» To be done
Write out the listing below without alteration, omitting its pictures.

» Available data
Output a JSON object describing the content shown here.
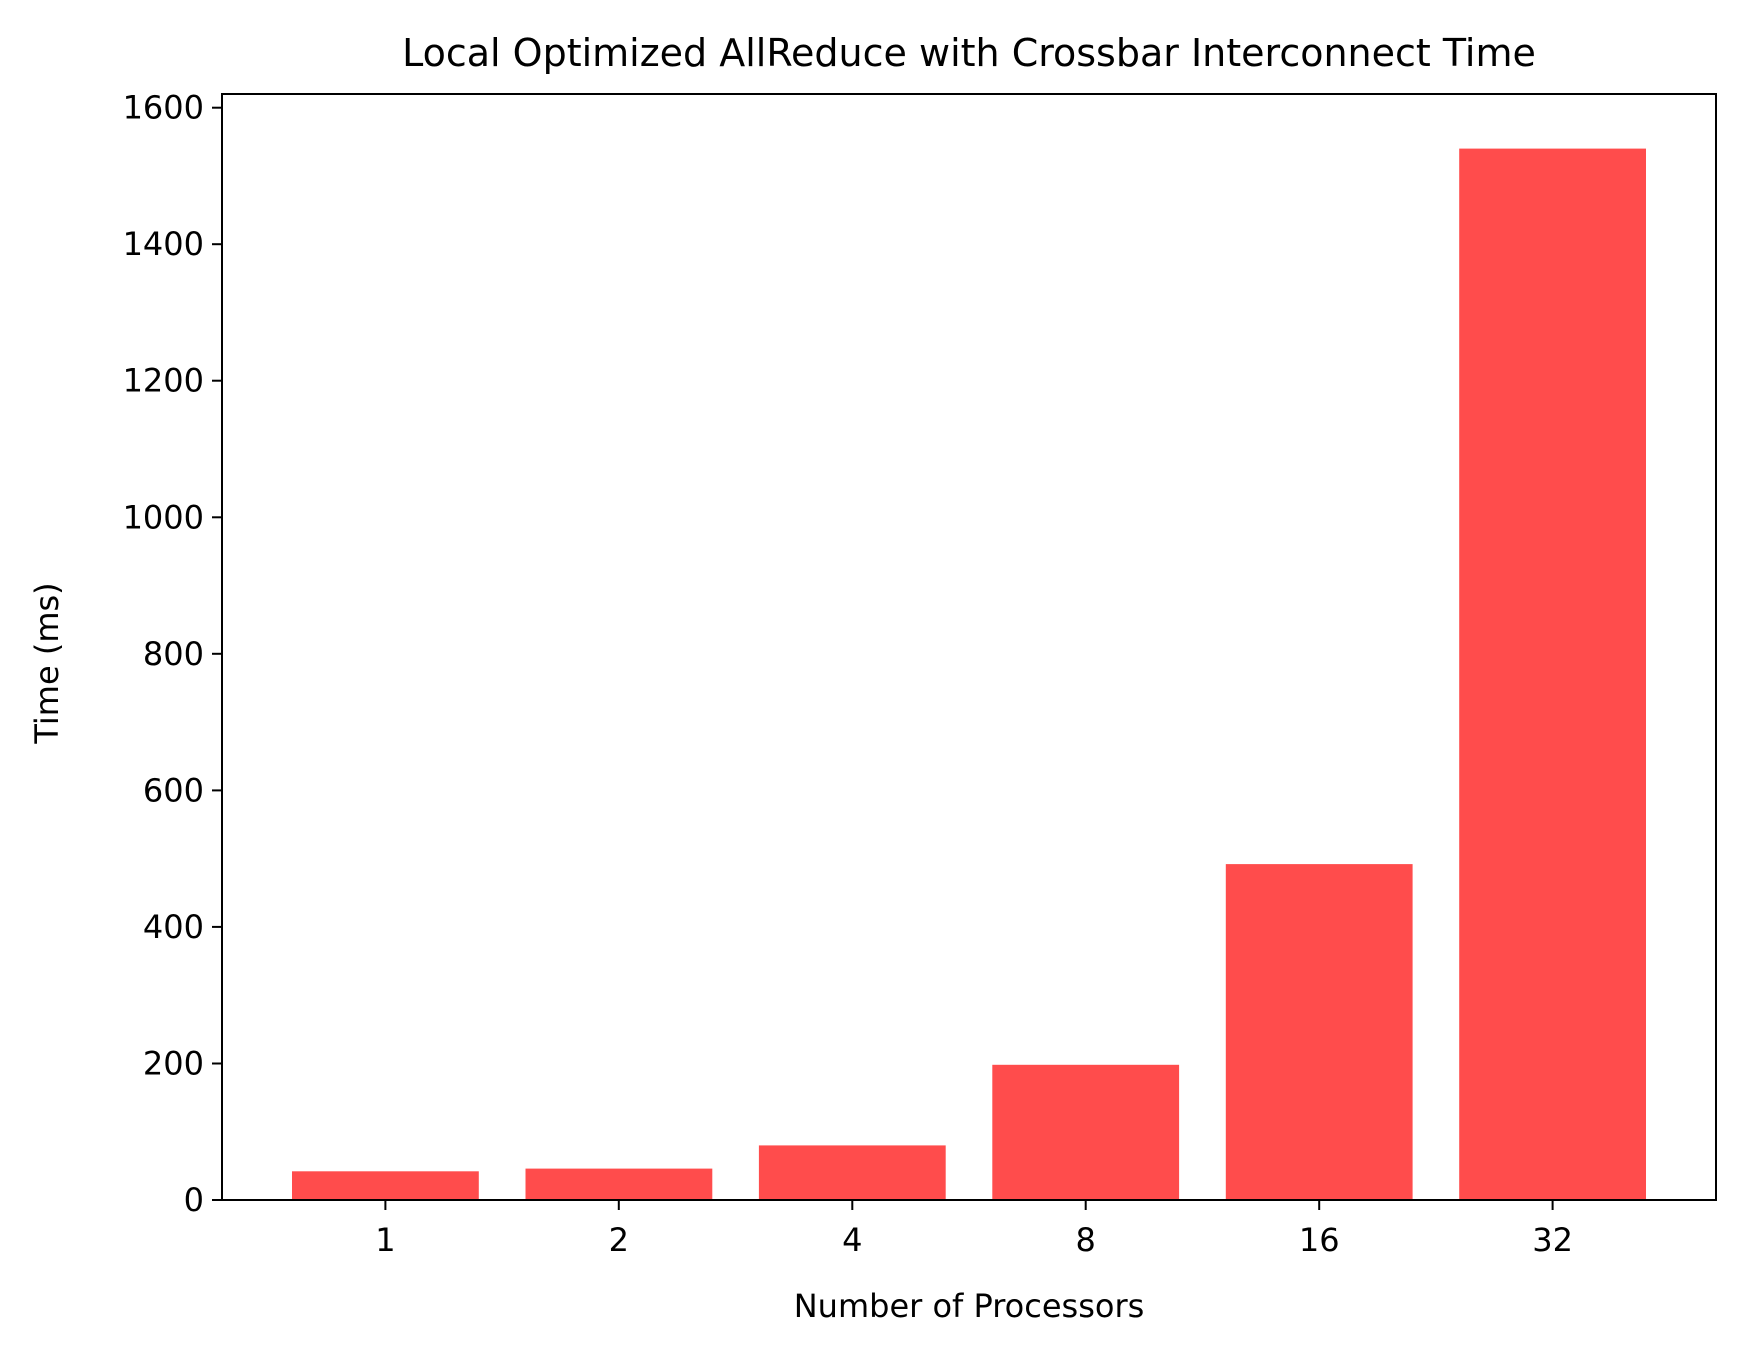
{
  "chart_data": {
    "type": "bar",
    "title": "Local Optimized AllReduce with Crossbar Interconnect Time",
    "xlabel": "Number of Processors",
    "ylabel": "Time (ms)",
    "categories": [
      "1",
      "2",
      "4",
      "8",
      "16",
      "32"
    ],
    "values": [
      42,
      46,
      80,
      198,
      492,
      1540
    ],
    "ylim": [
      0,
      1620
    ],
    "yticks": [
      0,
      200,
      400,
      600,
      800,
      1000,
      1200,
      1400,
      1600
    ],
    "bar_color": "#ff4c4c",
    "grid": false,
    "legend": "none"
  }
}
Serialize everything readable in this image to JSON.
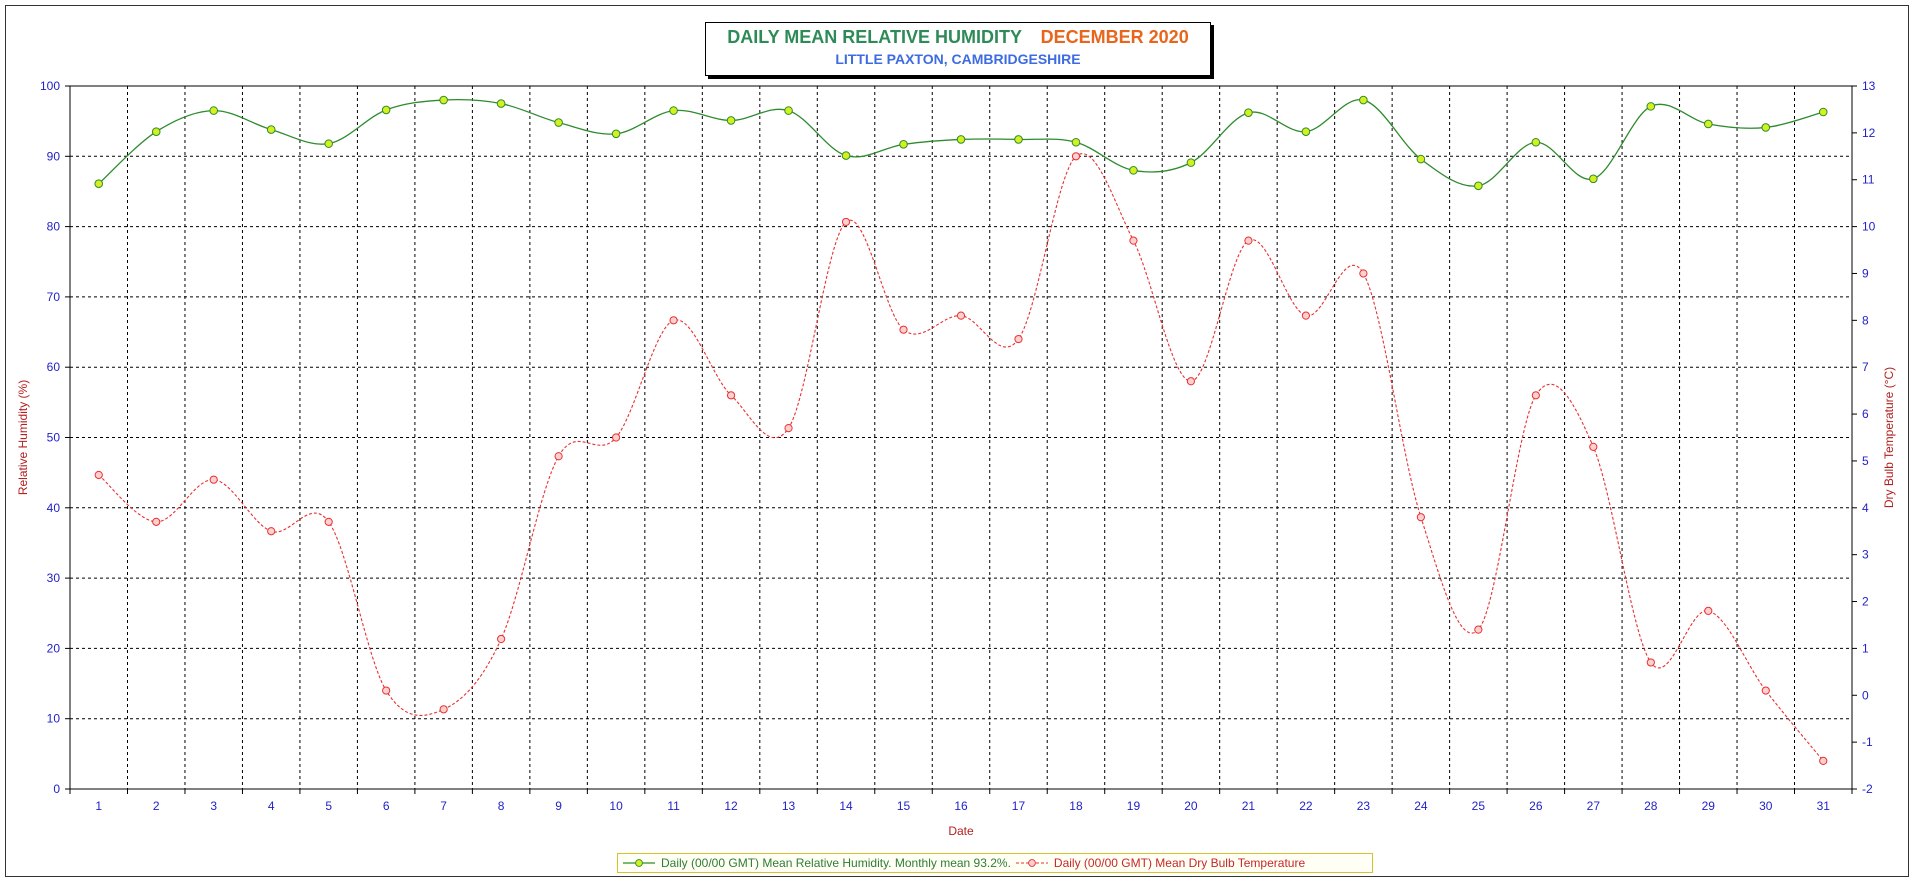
{
  "header": {
    "title": "DAILY MEAN RELATIVE HUMIDITY",
    "period": "DECEMBER 2020",
    "subtitle": "LITTLE PAXTON, CAMBRIDGESHIRE"
  },
  "colors": {
    "rh_line": "#2e8b2e",
    "rh_marker_fill": "#d4f01e",
    "temp_line": "#e83030",
    "temp_marker_fill": "#ffd0d0",
    "axis_tick_text": "#1f1fc8",
    "axis_label_text": "#b32020",
    "title_main": "#2e8b57",
    "title_period": "#e8651c"
  },
  "chart_data": {
    "type": "line",
    "title": "DAILY MEAN RELATIVE HUMIDITY DECEMBER 2020",
    "subtitle": "LITTLE PAXTON, CAMBRIDGESHIRE",
    "xlabel": "Date",
    "ylabel": "Relative Humidity (%)",
    "y2label": "Dry Bulb Temperature (°C)",
    "ylim": [
      0,
      100
    ],
    "y2lim": [
      -2,
      13
    ],
    "y_ticks": [
      "0",
      "10",
      "20",
      "30",
      "40",
      "50",
      "60",
      "70",
      "80",
      "90",
      "100"
    ],
    "y2_ticks": [
      "-2",
      "-1",
      "0",
      "1",
      "2",
      "3",
      "4",
      "5",
      "6",
      "7",
      "8",
      "9",
      "10",
      "11",
      "12",
      "13"
    ],
    "x": [
      "1",
      "2",
      "3",
      "4",
      "5",
      "6",
      "7",
      "8",
      "9",
      "10",
      "11",
      "12",
      "13",
      "14",
      "15",
      "16",
      "17",
      "18",
      "19",
      "20",
      "21",
      "22",
      "23",
      "24",
      "25",
      "26",
      "27",
      "28",
      "29",
      "30",
      "31"
    ],
    "grid": true,
    "legend_position": "bottom",
    "series": [
      {
        "name": "Daily (00/00 GMT) Mean Relative Humidity. Monthly mean 93.2%.",
        "axis": "left",
        "style": "solid",
        "values": [
          86.1,
          93.5,
          96.5,
          93.8,
          91.8,
          96.6,
          98.0,
          97.5,
          94.8,
          93.2,
          96.5,
          95.1,
          96.5,
          90.1,
          91.7,
          92.4,
          92.4,
          92.0,
          88.0,
          89.1,
          96.2,
          93.5,
          98.0,
          89.6,
          85.8,
          92.0,
          86.8,
          97.1,
          94.6,
          94.1,
          96.3
        ]
      },
      {
        "name": "Daily (00/00 GMT) Mean Dry Bulb Temperature",
        "axis": "right",
        "style": "dashed",
        "values": [
          4.7,
          3.7,
          4.6,
          3.5,
          3.7,
          0.1,
          -0.3,
          1.2,
          5.1,
          5.5,
          8.0,
          6.4,
          5.7,
          10.1,
          7.8,
          8.1,
          7.6,
          11.5,
          9.7,
          6.7,
          9.7,
          8.1,
          9.0,
          3.8,
          1.4,
          6.4,
          5.3,
          0.7,
          1.8,
          0.1,
          -1.4
        ]
      }
    ]
  }
}
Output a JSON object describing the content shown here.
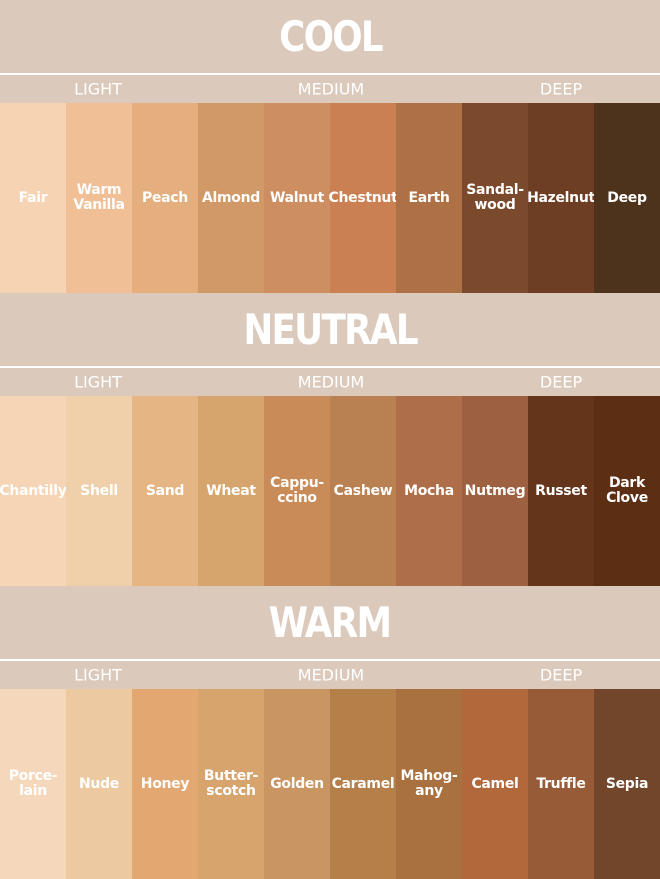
{
  "sections": [
    {
      "title": "COOL",
      "ranges": [
        "LIGHT",
        "MEDIUM",
        "DEEP"
      ],
      "swatches": [
        {
          "name": [
            "Fair"
          ],
          "color": "#f5d3b3"
        },
        {
          "name": [
            "Warm",
            "Vanilla"
          ],
          "color": "#f0bf96"
        },
        {
          "name": [
            "Peach"
          ],
          "color": "#e5ae7e"
        },
        {
          "name": [
            "Almond"
          ],
          "color": "#d19868"
        },
        {
          "name": [
            "Walnut"
          ],
          "color": "#cd8e62"
        },
        {
          "name": [
            "Chestnut"
          ],
          "color": "#cb8053"
        },
        {
          "name": [
            "Earth"
          ],
          "color": "#ae7145"
        },
        {
          "name": [
            "Sandal-",
            "wood"
          ],
          "color": "#7b4a2d"
        },
        {
          "name": [
            "Hazelnut"
          ],
          "color": "#6d3e24"
        },
        {
          "name": [
            "Deep"
          ],
          "color": "#4e331c"
        }
      ]
    },
    {
      "title": "NEUTRAL",
      "ranges": [
        "LIGHT",
        "MEDIUM",
        "DEEP"
      ],
      "swatches": [
        {
          "name": [
            "Chantilly"
          ],
          "color": "#f5d5b5"
        },
        {
          "name": [
            "Shell"
          ],
          "color": "#f0d0ab"
        },
        {
          "name": [
            "Sand"
          ],
          "color": "#e5b583"
        },
        {
          "name": [
            "Wheat"
          ],
          "color": "#d5a56d"
        },
        {
          "name": [
            "Cappu-",
            "ccino"
          ],
          "color": "#c98b57"
        },
        {
          "name": [
            "Cashew"
          ],
          "color": "#b98051"
        },
        {
          "name": [
            "Mocha"
          ],
          "color": "#ae6e4a"
        },
        {
          "name": [
            "Nutmeg"
          ],
          "color": "#9d6040"
        },
        {
          "name": [
            "Russet"
          ],
          "color": "#65351b"
        },
        {
          "name": [
            "Dark",
            "Clove"
          ],
          "color": "#5c2f15"
        }
      ]
    },
    {
      "title": "WARM",
      "ranges": [
        "LIGHT",
        "MEDIUM",
        "DEEP"
      ],
      "swatches": [
        {
          "name": [
            "Porce-",
            "lain"
          ],
          "color": "#f5d8bc"
        },
        {
          "name": [
            "Nude"
          ],
          "color": "#edc9a1"
        },
        {
          "name": [
            "Honey"
          ],
          "color": "#e3a872"
        },
        {
          "name": [
            "Butter-",
            "scotch"
          ],
          "color": "#d6a46c"
        },
        {
          "name": [
            "Golden"
          ],
          "color": "#c99562"
        },
        {
          "name": [
            "Caramel"
          ],
          "color": "#b57f4a"
        },
        {
          "name": [
            "Mahog-",
            "any"
          ],
          "color": "#a8713f"
        },
        {
          "name": [
            "Camel"
          ],
          "color": "#b1683b"
        },
        {
          "name": [
            "Truffle"
          ],
          "color": "#985b37"
        },
        {
          "name": [
            "Sepia"
          ],
          "color": "#72462b"
        }
      ]
    }
  ]
}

» Solution for this task
Output a JSON object describing the content shown here.
{
  "chart_data": {
    "type": "bar",
    "title": "Local Optimized AllReduce with Crossbar Interconnect Time",
    "xlabel": "Number of Processors",
    "ylabel": "Time (ms)",
    "categories": [
      "1",
      "2",
      "4",
      "8",
      "16",
      "32"
    ],
    "values": [
      42,
      46,
      80,
      198,
      492,
      1540
    ],
    "ylim": [
      0,
      1620
    ],
    "yticks": [
      0,
      200,
      400,
      600,
      800,
      1000,
      1200,
      1400,
      1600
    ],
    "bar_color": "#ff4c4c",
    "grid": false,
    "legend": "none"
  }
}
Serialize everything readable in this image to JSON.
{
  "header": {
    "title": "DAILY MEAN RELATIVE HUMIDITY",
    "period": "DECEMBER 2020",
    "subtitle": "LITTLE PAXTON, CAMBRIDGESHIRE"
  },
  "colors": {
    "rh_line": "#2e8b2e",
    "rh_marker_fill": "#d4f01e",
    "temp_line": "#e83030",
    "temp_marker_fill": "#ffd0d0",
    "axis_tick_text": "#1f1fc8",
    "axis_label_text": "#b32020",
    "title_main": "#2e8b57",
    "title_period": "#e8651c"
  },
  "chart_data": {
    "type": "line",
    "title": "DAILY MEAN RELATIVE HUMIDITY DECEMBER 2020",
    "subtitle": "LITTLE PAXTON, CAMBRIDGESHIRE",
    "xlabel": "Date",
    "ylabel": "Relative Humidity (%)",
    "y2label": "Dry Bulb Temperature (°C)",
    "ylim": [
      0,
      100
    ],
    "y2lim": [
      -2,
      13
    ],
    "y_ticks": [
      "0",
      "10",
      "20",
      "30",
      "40",
      "50",
      "60",
      "70",
      "80",
      "90",
      "100"
    ],
    "y2_ticks": [
      "-2",
      "-1",
      "0",
      "1",
      "2",
      "3",
      "4",
      "5",
      "6",
      "7",
      "8",
      "9",
      "10",
      "11",
      "12",
      "13"
    ],
    "x": [
      "1",
      "2",
      "3",
      "4",
      "5",
      "6",
      "7",
      "8",
      "9",
      "10",
      "11",
      "12",
      "13",
      "14",
      "15",
      "16",
      "17",
      "18",
      "19",
      "20",
      "21",
      "22",
      "23",
      "24",
      "25",
      "26",
      "27",
      "28",
      "29",
      "30",
      "31"
    ],
    "grid": true,
    "legend_position": "bottom",
    "series": [
      {
        "name": "Daily (00/00 GMT) Mean Relative Humidity. Monthly mean 93.2%.",
        "axis": "left",
        "style": "solid",
        "values": [
          86.1,
          93.5,
          96.5,
          93.8,
          91.8,
          96.6,
          98.0,
          97.5,
          94.8,
          93.2,
          96.5,
          95.1,
          96.5,
          90.1,
          91.7,
          92.4,
          92.4,
          92.0,
          88.0,
          89.1,
          96.2,
          93.5,
          98.0,
          89.6,
          85.8,
          92.0,
          86.8,
          97.1,
          94.6,
          94.1,
          96.3
        ]
      },
      {
        "name": "Daily (00/00 GMT) Mean Dry Bulb Temperature",
        "axis": "right",
        "style": "dashed",
        "values": [
          4.7,
          3.7,
          4.6,
          3.5,
          3.7,
          0.1,
          -0.3,
          1.2,
          5.1,
          5.5,
          8.0,
          6.4,
          5.7,
          10.1,
          7.8,
          8.1,
          7.6,
          11.5,
          9.7,
          6.7,
          9.7,
          8.1,
          9.0,
          3.8,
          1.4,
          6.4,
          5.3,
          0.7,
          1.8,
          0.1,
          -1.4
        ]
      }
    ]
  }
}
Output a JSON object describing the content shown here.
{
  "sections": [
    {
      "title": "COOL",
      "ranges": [
        "LIGHT",
        "MEDIUM",
        "DEEP"
      ],
      "swatches": [
        {
          "name": [
            "Fair"
          ],
          "color": "#f5d3b3"
        },
        {
          "name": [
            "Warm",
            "Vanilla"
          ],
          "color": "#f0bf96"
        },
        {
          "name": [
            "Peach"
          ],
          "color": "#e5ae7e"
        },
        {
          "name": [
            "Almond"
          ],
          "color": "#d19868"
        },
        {
          "name": [
            "Walnut"
          ],
          "color": "#cd8e62"
        },
        {
          "name": [
            "Chestnut"
          ],
          "color": "#cb8053"
        },
        {
          "name": [
            "Earth"
          ],
          "color": "#ae7145"
        },
        {
          "name": [
            "Sandal-",
            "wood"
          ],
          "color": "#7b4a2d"
        },
        {
          "name": [
            "Hazelnut"
          ],
          "color": "#6d3e24"
        },
        {
          "name": [
            "Deep"
          ],
          "color": "#4e331c"
        }
      ]
    },
    {
      "title": "NEUTRAL",
      "ranges": [
        "LIGHT",
        "MEDIUM",
        "DEEP"
      ],
      "swatches": [
        {
          "name": [
            "Chantilly"
          ],
          "color": "#f5d5b5"
        },
        {
          "name": [
            "Shell"
          ],
          "color": "#f0d0ab"
        },
        {
          "name": [
            "Sand"
          ],
          "color": "#e5b583"
        },
        {
          "name": [
            "Wheat"
          ],
          "color": "#d5a56d"
        },
        {
          "name": [
            "Cappu-",
            "ccino"
          ],
          "color": "#c98b57"
        },
        {
          "name": [
            "Cashew"
          ],
          "color": "#b98051"
        },
        {
          "name": [
            "Mocha"
          ],
          "color": "#ae6e4a"
        },
        {
          "name": [
            "Nutmeg"
          ],
          "color": "#9d6040"
        },
        {
          "name": [
            "Russet"
          ],
          "color": "#65351b"
        },
        {
          "name": [
            "Dark",
            "Clove"
          ],
          "color": "#5c2f15"
        }
      ]
    },
    {
      "title": "WARM",
      "ranges": [
        "LIGHT",
        "MEDIUM",
        "DEEP"
      ],
      "swatches": [
        {
          "name": [
            "Porce-",
            "lain"
          ],
          "color": "#f5d8bc"
        },
        {
          "name": [
            "Nude"
          ],
          "color": "#edc9a1"
        },
        {
          "name": [
            "Honey"
          ],
          "color": "#e3a872"
        },
        {
          "name": [
            "Butter-",
            "scotch"
          ],
          "color": "#d6a46c"
        },
        {
          "name": [
            "Golden"
          ],
          "color": "#c99562"
        },
        {
          "name": [
            "Caramel"
          ],
          "color": "#b57f4a"
        },
        {
          "name": [
            "Mahog-",
            "any"
          ],
          "color": "#a8713f"
        },
        {
          "name": [
            "Camel"
          ],
          "color": "#b1683b"
        },
        {
          "name": [
            "Truffle"
          ],
          "color": "#985b37"
        },
        {
          "name": [
            "Sepia"
          ],
          "color": "#72462b"
        }
      ]
    }
  ]
}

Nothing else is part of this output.